- Dataset listings of figures -
══════

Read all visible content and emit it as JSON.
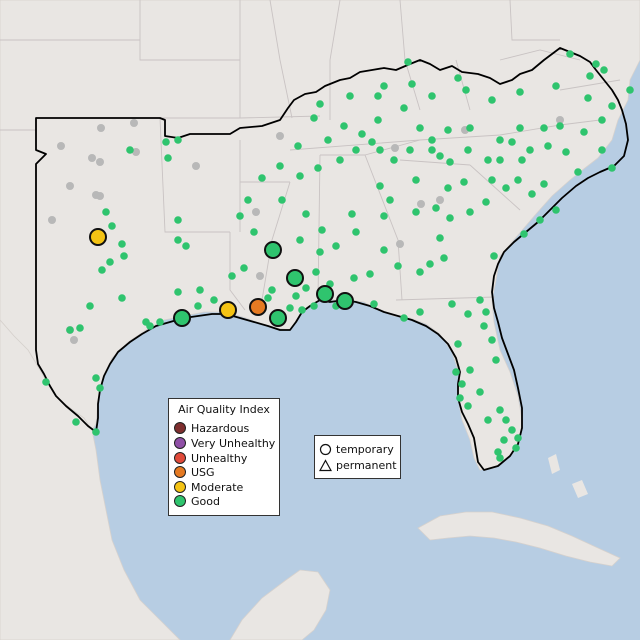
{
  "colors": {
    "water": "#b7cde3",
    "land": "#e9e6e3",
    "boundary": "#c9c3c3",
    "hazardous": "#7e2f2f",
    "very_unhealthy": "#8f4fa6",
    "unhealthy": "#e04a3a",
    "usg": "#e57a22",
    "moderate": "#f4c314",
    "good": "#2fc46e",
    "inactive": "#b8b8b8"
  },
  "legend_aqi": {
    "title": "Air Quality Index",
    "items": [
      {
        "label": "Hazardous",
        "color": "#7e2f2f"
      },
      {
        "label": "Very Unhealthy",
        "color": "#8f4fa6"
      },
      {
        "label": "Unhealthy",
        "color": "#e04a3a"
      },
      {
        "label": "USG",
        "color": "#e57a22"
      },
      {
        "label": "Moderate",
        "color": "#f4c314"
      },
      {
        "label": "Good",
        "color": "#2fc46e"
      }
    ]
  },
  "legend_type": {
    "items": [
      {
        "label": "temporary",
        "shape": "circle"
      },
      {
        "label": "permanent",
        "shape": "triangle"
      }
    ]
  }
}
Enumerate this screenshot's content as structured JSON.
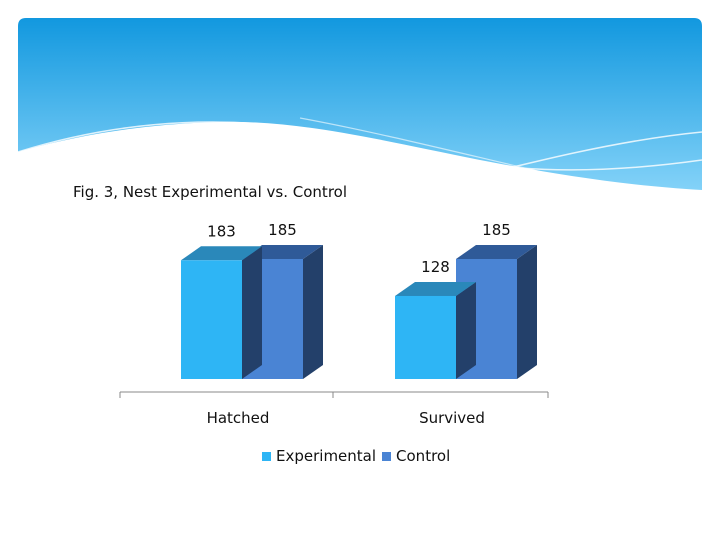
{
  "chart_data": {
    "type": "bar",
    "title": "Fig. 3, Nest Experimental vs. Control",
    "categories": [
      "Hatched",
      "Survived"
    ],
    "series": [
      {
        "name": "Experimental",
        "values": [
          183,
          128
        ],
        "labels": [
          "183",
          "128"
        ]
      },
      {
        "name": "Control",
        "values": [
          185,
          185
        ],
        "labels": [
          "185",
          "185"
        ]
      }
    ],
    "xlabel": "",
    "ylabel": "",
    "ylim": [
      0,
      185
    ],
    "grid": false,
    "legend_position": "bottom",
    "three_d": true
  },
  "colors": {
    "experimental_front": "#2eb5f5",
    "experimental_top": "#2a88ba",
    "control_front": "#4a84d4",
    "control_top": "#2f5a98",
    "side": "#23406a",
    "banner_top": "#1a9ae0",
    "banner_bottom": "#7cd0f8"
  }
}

══════

- Set exercise -
Search the listing for the word "content". Copy every line in which it occurs.

- Exercise answer -
Read all visible content and emit it as JSON.
Enumerate this screenshot's content as structured JSON.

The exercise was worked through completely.